- _Aim_
Identify and copy all lines of the material where the string "リハビリでは関節可動域練習" is found.

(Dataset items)
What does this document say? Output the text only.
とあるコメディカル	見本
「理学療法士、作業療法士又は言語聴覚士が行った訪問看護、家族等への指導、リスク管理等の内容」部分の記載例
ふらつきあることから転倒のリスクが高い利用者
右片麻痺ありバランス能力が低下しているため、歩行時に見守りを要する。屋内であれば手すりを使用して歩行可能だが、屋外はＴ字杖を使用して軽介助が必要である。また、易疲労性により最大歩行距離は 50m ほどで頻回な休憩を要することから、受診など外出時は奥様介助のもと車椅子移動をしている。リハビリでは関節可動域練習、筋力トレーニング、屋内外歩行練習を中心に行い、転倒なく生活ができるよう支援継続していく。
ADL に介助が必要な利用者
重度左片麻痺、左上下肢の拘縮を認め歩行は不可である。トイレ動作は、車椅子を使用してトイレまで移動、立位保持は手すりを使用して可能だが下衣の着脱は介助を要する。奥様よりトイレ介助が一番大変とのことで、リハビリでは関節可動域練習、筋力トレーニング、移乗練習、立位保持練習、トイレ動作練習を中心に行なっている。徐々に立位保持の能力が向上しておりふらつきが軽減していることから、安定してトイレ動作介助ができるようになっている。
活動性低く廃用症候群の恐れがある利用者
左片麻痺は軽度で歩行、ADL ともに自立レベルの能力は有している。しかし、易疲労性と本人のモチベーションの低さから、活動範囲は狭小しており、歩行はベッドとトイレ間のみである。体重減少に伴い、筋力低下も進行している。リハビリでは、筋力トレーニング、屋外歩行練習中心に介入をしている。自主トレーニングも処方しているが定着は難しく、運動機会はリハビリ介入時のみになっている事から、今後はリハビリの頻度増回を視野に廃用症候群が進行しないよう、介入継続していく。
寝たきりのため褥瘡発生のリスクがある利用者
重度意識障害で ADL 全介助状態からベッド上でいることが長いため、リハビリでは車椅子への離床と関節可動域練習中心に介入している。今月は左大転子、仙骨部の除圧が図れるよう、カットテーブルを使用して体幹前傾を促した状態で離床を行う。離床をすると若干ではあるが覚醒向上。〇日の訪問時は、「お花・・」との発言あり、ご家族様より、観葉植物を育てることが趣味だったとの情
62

- _Response to this task_
右片麻痺ありバランス能力が低下しているため、歩行時に見守りを要する。屋内であれば手すりを使用して歩行可能だが、屋外はＴ字杖を使用して軽介助が必要である。また、易疲労性により最大歩行距離は 50m ほどで頻回な休憩を要することから、受診など外出時は奥様介助のもと車椅子移動をしている。リハビリでは関節可動域練習、筋力トレーニング、屋内外歩行練習を中心に行い、転倒なく生活ができるよう支援継続していく。
重度左片麻痺、左上下肢の拘縮を認め歩行は不可である。トイレ動作は、車椅子を使用してトイレまで移動、立位保持は手すりを使用して可能だが下衣の着脱は介助を要する。奥様よりトイレ介助が一番大変とのことで、リハビリでは関節可動域練習、筋力トレーニング、移乗練習、立位保持練習、トイレ動作練習を中心に行なっている。徐々に立位保持の能力が向上しておりふらつきが軽減していることから、安定してトイレ動作介助ができるようになっている。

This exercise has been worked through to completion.